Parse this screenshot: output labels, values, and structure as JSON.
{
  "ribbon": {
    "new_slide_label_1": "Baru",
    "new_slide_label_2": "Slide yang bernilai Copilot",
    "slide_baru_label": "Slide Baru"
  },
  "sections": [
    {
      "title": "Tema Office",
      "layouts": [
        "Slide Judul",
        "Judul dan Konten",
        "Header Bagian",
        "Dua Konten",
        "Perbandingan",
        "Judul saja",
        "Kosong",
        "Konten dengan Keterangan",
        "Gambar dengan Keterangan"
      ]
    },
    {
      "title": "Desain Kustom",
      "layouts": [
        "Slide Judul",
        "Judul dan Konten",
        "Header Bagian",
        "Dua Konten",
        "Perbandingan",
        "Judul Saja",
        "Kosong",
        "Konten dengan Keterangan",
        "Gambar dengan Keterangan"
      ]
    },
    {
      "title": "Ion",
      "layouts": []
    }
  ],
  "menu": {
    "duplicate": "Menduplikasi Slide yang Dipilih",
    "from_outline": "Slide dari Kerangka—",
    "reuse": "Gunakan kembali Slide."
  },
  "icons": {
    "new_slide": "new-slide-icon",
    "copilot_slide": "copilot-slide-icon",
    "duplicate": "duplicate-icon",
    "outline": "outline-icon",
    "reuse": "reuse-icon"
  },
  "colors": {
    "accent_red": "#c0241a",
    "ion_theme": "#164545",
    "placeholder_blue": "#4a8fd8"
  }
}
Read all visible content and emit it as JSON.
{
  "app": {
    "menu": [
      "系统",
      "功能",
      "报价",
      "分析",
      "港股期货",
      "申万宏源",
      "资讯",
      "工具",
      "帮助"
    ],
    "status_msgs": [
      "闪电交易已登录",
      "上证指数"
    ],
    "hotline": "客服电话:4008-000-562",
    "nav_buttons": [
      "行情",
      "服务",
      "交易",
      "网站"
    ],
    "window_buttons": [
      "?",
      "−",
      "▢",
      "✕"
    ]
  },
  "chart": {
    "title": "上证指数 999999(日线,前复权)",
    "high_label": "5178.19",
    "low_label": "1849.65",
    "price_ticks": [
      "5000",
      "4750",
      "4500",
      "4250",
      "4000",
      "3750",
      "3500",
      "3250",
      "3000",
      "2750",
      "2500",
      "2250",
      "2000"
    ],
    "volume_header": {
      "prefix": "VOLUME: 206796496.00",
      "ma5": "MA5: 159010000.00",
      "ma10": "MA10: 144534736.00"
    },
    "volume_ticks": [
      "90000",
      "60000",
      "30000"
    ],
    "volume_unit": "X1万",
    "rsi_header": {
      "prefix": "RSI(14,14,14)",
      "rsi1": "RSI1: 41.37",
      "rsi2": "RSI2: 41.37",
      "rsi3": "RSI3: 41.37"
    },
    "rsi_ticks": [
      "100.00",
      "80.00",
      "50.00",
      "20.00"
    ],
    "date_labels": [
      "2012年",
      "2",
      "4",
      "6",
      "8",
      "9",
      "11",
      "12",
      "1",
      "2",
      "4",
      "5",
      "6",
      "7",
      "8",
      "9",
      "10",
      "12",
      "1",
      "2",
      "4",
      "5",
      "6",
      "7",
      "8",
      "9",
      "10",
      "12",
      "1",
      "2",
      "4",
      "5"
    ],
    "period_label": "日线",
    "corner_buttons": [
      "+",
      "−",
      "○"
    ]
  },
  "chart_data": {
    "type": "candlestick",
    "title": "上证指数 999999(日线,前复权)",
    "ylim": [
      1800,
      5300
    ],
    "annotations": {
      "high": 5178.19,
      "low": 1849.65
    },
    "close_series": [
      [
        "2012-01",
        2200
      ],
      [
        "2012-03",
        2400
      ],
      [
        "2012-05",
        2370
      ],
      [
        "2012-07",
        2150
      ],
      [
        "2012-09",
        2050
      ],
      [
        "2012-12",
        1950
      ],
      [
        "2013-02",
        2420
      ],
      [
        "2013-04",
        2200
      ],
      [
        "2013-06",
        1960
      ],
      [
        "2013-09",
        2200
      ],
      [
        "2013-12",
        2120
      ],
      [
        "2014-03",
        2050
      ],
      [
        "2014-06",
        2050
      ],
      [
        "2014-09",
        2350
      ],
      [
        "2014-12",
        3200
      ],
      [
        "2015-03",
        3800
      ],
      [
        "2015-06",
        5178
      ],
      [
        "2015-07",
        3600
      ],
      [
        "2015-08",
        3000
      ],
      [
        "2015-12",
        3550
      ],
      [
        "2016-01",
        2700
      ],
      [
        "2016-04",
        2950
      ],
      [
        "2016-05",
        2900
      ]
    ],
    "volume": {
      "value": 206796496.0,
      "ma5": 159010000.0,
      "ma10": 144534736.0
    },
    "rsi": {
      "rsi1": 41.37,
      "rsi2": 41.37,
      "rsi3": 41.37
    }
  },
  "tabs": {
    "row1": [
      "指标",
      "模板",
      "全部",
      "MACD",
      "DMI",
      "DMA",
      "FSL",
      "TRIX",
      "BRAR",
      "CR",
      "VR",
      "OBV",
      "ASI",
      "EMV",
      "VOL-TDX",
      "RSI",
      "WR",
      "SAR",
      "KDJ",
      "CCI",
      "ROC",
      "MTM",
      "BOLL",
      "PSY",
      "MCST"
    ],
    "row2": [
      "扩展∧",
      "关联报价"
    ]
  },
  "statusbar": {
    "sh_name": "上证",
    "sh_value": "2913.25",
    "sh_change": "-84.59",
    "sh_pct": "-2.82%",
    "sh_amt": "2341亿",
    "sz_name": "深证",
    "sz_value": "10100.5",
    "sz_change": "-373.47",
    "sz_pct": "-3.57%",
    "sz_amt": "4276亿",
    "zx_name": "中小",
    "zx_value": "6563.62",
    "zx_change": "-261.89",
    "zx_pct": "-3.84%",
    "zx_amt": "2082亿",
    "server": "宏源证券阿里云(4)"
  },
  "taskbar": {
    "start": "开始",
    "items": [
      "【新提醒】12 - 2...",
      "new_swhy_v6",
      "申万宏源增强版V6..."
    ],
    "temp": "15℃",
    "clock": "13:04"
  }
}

-------------------------

## GIVEN REQUEST
Exactly reproduce every line of the records.

## WRITTEN SOLUTION
Parse this screenshot: output labels, values, and structure as JSON.
{
  "ribbon": {
    "new_slide_label_1": "Baru",
    "new_slide_label_2": "Slide yang bernilai Copilot",
    "slide_baru_label": "Slide Baru"
  },
  "sections": [
    {
      "title": "Tema Office",
      "layouts": [
        "Slide Judul",
        "Judul dan Konten",
        "Header Bagian",
        "Dua Konten",
        "Perbandingan",
        "Judul saja",
        "Kosong",
        "Konten dengan Keterangan",
        "Gambar dengan Keterangan"
      ]
    },
    {
      "title": "Desain Kustom",
      "layouts": [
        "Slide Judul",
        "Judul dan Konten",
        "Header Bagian",
        "Dua Konten",
        "Perbandingan",
        "Judul Saja",
        "Kosong",
        "Konten dengan Keterangan",
        "Gambar dengan Keterangan"
      ]
    },
    {
      "title": "Ion",
      "layouts": []
    }
  ],
  "menu": {
    "duplicate": "Menduplikasi Slide yang Dipilih",
    "from_outline": "Slide dari Kerangka—",
    "reuse": "Gunakan kembali Slide."
  },
  "icons": {
    "new_slide": "new-slide-icon",
    "copilot_slide": "copilot-slide-icon",
    "duplicate": "duplicate-icon",
    "outline": "outline-icon",
    "reuse": "reuse-icon"
  },
  "colors": {
    "accent_red": "#c0241a",
    "ion_theme": "#164545",
    "placeholder_blue": "#4a8fd8"
  }
}
Read all visible content and emit it as JSON.
{
  "app": {
    "menu": [
      "系统",
      "功能",
      "报价",
      "分析",
      "港股期货",
      "申万宏源",
      "资讯",
      "工具",
      "帮助"
    ],
    "status_msgs": [
      "闪电交易已登录",
      "上证指数"
    ],
    "hotline": "客服电话:4008-000-562",
    "nav_buttons": [
      "行情",
      "服务",
      "交易",
      "网站"
    ],
    "window_buttons": [
      "?",
      "−",
      "▢",
      "✕"
    ]
  },
  "chart": {
    "title": "上证指数 999999(日线,前复权)",
    "high_label": "5178.19",
    "low_label": "1849.65",
    "price_ticks": [
      "5000",
      "4750",
      "4500",
      "4250",
      "4000",
      "3750",
      "3500",
      "3250",
      "3000",
      "2750",
      "2500",
      "2250",
      "2000"
    ],
    "volume_header": {
      "prefix": "VOLUME: 206796496.00",
      "ma5": "MA5: 159010000.00",
      "ma10": "MA10: 144534736.00"
    },
    "volume_ticks": [
      "90000",
      "60000",
      "30000"
    ],
    "volume_unit": "X1万",
    "rsi_header": {
      "prefix": "RSI(14,14,14)",
      "rsi1": "RSI1: 41.37",
      "rsi2": "RSI2: 41.37",
      "rsi3": "RSI3: 41.37"
    },
    "rsi_ticks": [
      "100.00",
      "80.00",
      "50.00",
      "20.00"
    ],
    "date_labels": [
      "2012年",
      "2",
      "4",
      "6",
      "8",
      "9",
      "11",
      "12",
      "1",
      "2",
      "4",
      "5",
      "6",
      "7",
      "8",
      "9",
      "10",
      "12",
      "1",
      "2",
      "4",
      "5",
      "6",
      "7",
      "8",
      "9",
      "10",
      "12",
      "1",
      "2",
      "4",
      "5"
    ],
    "period_label": "日线",
    "corner_buttons": [
      "+",
      "−",
      "○"
    ]
  },
  "chart_data": {
    "type": "candlestick",
    "title": "上证指数 999999(日线,前复权)",
    "ylim": [
      1800,
      5300
    ],
    "annotations": {
      "high": 5178.19,
      "low": 1849.65
    },
    "close_series": [
      [
        "2012-01",
        2200
      ],
      [
        "2012-03",
        2400
      ],
      [
        "2012-05",
        2370
      ],
      [
        "2012-07",
        2150
      ],
      [
        "2012-09",
        2050
      ],
      [
        "2012-12",
        1950
      ],
      [
        "2013-02",
        2420
      ],
      [
        "2013-04",
        2200
      ],
      [
        "2013-06",
        1960
      ],
      [
        "2013-09",
        2200
      ],
      [
        "2013-12",
        2120
      ],
      [
        "2014-03",
        2050
      ],
      [
        "2014-06",
        2050
      ],
      [
        "2014-09",
        2350
      ],
      [
        "2014-12",
        3200
      ],
      [
        "2015-03",
        3800
      ],
      [
        "2015-06",
        5178
      ],
      [
        "2015-07",
        3600
      ],
      [
        "2015-08",
        3000
      ],
      [
        "2015-12",
        3550
      ],
      [
        "2016-01",
        2700
      ],
      [
        "2016-04",
        2950
      ],
      [
        "2016-05",
        2900
      ]
    ],
    "volume": {
      "value": 206796496.0,
      "ma5": 159010000.0,
      "ma10": 144534736.0
    },
    "rsi": {
      "rsi1": 41.37,
      "rsi2": 41.37,
      "rsi3": 41.37
    }
  },
  "tabs": {
    "row1": [
      "指标",
      "模板",
      "全部",
      "MACD",
      "DMI",
      "DMA",
      "FSL",
      "TRIX",
      "BRAR",
      "CR",
      "VR",
      "OBV",
      "ASI",
      "EMV",
      "VOL-TDX",
      "RSI",
      "WR",
      "SAR",
      "KDJ",
      "CCI",
      "ROC",
      "MTM",
      "BOLL",
      "PSY",
      "MCST"
    ],
    "row2": [
      "扩展∧",
      "关联报价"
    ]
  },
  "statusbar": {
    "sh_name": "上证",
    "sh_value": "2913.25",
    "sh_change": "-84.59",
    "sh_pct": "-2.82%",
    "sh_amt": "2341亿",
    "sz_name": "深证",
    "sz_value": "10100.5",
    "sz_change": "-373.47",
    "sz_pct": "-3.57%",
    "sz_amt": "4276亿",
    "zx_name": "中小",
    "zx_value": "6563.62",
    "zx_change": "-261.89",
    "zx_pct": "-3.84%",
    "zx_amt": "2082亿",
    "server": "宏源证券阿里云(4)"
  },
  "taskbar": {
    "start": "开始",
    "items": [
      "【新提醒】12 - 2...",
      "new_swhy_v6",
      "申万宏源增强版V6..."
    ],
    "temp": "15℃",
    "clock": "13:04"
  }
}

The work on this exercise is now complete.